Activity:
Reproduce the LLM setup notes between "Provider Endpoint Notes" and "SDK (per-request billing)", inclusive, and switch "Recommended" to "Suggested".

[Page extract — start]

The agent hot-reloads these files via FileSystemWatcher — changes take effect within seconds, no restart needed.

Choosing an LLM

OpenAI-compatible providers (per-token billing)

Any OpenAI-compatible endpoint works. Some options:

Provider Endpoint Notes
OpenRouter https://openrouter.ai/api/v1 Recommended — access to many models with one key
OpenAI https://api.openai.com/v1 GPT-4o, GPT-4.1, etc.
Ollama (local) http://host.docker.internal:11434/v1 Free, runs on your machine. Use host.docker.internal to reach the host from Docker

To use Ollama locally, set in your .env:

LLM_ENDPOINT=http://host.docker.internal:11434/v1
LLM_API_KEY=ollama
LLM_MODEL_ID=llama3.1

GitHub Copilot SDK (per-request billing)

If you have a GitHub Copilot license, you can use it as the LLM provider. The Copilot SDK bundles its own CLI binary — no separate installation needed. Models available include GPT-4.1, Claude Sonnet 4, and others depending on your Copilot subscription tier.

LLM_PROVIDER=Copilot
LLM_MODEL_ID=gpt-4.1
GITHUB_TOKEN=ghp_your-token-with-copilot-scope

Create a token at github.com/settings/tokens with the copilot scope.

[Page extract — finish]
[Given data — start]

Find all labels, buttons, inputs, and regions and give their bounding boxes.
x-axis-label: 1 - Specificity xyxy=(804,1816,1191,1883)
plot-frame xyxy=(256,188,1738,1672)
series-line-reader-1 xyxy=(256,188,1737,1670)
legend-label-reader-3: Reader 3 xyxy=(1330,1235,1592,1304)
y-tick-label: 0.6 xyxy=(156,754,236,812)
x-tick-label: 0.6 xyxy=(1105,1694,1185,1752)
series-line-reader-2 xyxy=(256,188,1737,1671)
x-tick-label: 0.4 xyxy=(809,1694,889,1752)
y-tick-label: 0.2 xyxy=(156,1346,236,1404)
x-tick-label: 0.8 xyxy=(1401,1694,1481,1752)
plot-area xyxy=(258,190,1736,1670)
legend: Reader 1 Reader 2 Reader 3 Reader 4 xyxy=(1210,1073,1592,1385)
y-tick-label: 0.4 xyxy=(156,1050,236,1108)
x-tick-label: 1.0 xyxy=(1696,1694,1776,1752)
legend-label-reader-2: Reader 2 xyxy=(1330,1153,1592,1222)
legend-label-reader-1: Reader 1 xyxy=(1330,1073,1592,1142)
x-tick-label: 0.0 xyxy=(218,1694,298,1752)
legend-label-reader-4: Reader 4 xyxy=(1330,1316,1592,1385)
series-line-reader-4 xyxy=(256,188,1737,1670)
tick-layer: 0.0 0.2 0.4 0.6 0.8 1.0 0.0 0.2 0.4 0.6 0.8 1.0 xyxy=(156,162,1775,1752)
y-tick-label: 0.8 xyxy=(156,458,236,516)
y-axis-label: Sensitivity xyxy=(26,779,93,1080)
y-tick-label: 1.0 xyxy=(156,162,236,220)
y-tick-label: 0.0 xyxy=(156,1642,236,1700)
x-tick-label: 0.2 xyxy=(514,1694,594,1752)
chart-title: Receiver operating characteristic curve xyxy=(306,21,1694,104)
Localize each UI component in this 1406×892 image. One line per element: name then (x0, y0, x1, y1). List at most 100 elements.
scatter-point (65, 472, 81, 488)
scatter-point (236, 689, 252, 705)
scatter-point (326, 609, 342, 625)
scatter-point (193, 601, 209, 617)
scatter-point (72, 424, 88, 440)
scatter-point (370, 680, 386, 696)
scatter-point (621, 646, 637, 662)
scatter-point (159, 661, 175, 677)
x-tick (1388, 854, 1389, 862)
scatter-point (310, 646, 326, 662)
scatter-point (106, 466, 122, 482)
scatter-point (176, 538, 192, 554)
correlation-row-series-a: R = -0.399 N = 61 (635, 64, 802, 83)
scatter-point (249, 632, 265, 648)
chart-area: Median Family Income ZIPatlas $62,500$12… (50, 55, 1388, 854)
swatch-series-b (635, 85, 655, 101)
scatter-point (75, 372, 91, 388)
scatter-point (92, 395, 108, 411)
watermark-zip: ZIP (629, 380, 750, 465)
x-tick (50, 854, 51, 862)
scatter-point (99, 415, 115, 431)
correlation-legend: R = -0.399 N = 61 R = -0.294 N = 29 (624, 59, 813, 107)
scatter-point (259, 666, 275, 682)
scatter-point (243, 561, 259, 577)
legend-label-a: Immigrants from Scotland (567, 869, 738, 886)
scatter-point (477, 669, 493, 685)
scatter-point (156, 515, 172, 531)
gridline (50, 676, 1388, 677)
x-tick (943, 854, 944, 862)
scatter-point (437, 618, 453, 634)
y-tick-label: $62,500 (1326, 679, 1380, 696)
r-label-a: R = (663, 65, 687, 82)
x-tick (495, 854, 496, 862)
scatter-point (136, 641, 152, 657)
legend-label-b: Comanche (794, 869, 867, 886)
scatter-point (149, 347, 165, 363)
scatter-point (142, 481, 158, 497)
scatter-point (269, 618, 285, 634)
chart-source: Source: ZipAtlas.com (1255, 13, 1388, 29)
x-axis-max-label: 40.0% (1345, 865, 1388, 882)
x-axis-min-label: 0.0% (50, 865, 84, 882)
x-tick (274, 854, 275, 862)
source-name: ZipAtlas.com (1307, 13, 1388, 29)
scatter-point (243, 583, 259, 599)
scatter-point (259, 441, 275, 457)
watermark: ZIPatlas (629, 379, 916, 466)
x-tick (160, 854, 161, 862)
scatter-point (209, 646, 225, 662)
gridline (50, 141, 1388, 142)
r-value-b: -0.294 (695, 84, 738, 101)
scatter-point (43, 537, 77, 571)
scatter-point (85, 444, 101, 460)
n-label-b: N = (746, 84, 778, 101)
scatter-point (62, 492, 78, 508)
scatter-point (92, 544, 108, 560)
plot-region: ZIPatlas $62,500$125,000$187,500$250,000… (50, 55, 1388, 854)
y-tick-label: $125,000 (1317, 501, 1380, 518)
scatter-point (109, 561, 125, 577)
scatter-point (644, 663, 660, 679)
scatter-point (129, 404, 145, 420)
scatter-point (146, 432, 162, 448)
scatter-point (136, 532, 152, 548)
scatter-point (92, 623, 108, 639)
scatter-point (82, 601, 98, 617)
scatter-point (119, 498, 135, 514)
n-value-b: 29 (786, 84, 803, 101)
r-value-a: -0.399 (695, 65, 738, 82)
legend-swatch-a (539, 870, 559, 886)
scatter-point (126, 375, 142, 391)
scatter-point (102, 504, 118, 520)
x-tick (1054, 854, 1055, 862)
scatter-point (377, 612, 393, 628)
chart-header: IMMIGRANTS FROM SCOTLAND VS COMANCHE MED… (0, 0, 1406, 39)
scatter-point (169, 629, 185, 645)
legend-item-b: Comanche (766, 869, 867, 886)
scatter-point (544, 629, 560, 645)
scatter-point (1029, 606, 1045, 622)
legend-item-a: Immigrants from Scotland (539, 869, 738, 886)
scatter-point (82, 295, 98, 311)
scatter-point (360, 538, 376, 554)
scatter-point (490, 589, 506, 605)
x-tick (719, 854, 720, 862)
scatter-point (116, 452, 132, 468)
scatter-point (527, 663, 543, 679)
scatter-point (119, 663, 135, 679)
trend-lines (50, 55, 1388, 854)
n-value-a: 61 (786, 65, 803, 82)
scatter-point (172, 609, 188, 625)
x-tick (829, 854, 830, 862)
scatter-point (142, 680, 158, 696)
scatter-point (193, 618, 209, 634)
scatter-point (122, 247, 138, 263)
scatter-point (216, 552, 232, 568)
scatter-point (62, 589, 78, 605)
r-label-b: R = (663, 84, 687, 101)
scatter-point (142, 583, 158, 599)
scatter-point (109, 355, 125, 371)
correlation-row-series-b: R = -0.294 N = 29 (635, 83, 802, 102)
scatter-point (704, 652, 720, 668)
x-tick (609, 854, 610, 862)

[Given data — finish]

Answer section:
Provider Endpoint Notes
OpenRouter https://openrouter.ai/api/v1 Suggested — access to many models with one key
OpenAI https://api.openai.com/v1 GPT-4o, GPT-4.1, etc.
Ollama (local) http://host.docker.internal:11434/v1 Free, runs on your machine. Use host.docker.internal to reach the host from Docker

To use Ollama locally, set in your .env:

LLM_ENDPOINT=http://host.docker.internal:11434/v1
LLM_API_KEY=ollama
LLM_MODEL_ID=llama3.1

GitHub Copilot SDK (per-request billing)